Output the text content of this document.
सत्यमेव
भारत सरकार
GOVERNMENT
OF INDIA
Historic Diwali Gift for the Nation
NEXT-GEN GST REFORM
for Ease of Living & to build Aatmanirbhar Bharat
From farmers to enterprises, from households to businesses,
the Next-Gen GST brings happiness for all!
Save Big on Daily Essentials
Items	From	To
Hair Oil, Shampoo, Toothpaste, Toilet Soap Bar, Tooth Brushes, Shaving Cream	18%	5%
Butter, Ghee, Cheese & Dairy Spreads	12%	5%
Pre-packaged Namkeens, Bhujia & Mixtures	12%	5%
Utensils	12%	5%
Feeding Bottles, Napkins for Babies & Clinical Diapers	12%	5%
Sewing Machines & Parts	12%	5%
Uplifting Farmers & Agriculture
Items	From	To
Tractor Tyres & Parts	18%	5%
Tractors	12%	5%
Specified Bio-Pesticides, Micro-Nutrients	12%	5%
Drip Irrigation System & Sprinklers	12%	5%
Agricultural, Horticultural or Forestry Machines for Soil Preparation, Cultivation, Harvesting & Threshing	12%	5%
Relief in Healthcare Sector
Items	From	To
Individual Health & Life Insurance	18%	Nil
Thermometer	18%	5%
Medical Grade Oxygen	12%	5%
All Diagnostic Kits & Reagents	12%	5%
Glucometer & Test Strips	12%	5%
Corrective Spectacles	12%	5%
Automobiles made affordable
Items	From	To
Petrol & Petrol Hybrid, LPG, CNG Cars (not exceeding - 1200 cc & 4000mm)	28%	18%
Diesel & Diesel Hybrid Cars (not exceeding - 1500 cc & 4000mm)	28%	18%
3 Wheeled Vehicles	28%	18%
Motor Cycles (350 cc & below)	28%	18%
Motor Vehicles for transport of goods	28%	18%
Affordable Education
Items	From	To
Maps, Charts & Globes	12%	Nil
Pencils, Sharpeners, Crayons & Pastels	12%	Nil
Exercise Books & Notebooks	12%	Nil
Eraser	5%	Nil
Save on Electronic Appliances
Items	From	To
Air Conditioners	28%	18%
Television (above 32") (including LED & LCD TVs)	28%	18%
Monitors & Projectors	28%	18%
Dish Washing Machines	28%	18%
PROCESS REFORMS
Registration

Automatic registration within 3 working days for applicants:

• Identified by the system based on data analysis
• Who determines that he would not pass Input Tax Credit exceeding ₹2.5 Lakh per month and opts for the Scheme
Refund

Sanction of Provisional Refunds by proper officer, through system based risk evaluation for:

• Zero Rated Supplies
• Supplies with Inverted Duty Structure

---

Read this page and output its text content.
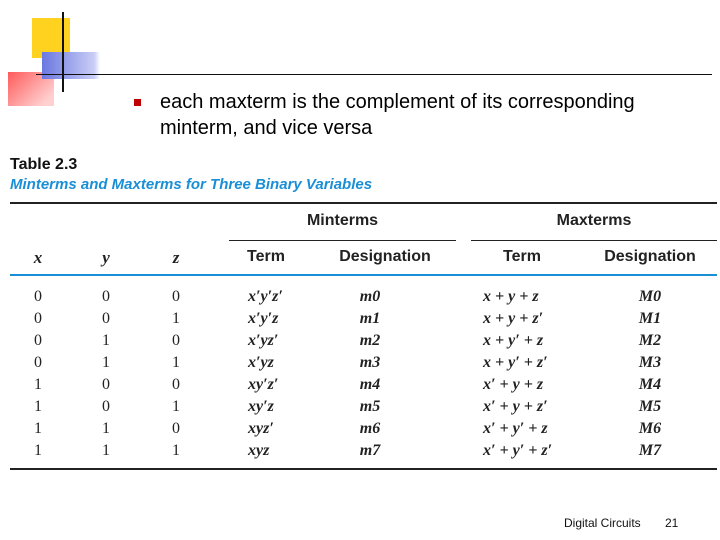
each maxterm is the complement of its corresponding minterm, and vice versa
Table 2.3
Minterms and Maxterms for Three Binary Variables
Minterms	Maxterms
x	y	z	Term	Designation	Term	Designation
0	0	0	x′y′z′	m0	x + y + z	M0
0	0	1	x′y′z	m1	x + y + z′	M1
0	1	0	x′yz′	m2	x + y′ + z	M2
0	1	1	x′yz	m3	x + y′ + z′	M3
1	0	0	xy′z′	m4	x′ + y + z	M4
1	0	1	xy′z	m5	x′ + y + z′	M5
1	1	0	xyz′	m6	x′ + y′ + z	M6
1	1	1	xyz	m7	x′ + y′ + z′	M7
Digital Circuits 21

EXERCISE REQUIREMENTS
Gather all lines of the records that include the word "Motor".

THE RESULT
Motor Cycles (350 cc & below)	28%	18%
Motor Vehicles for transport of goods	28%	18%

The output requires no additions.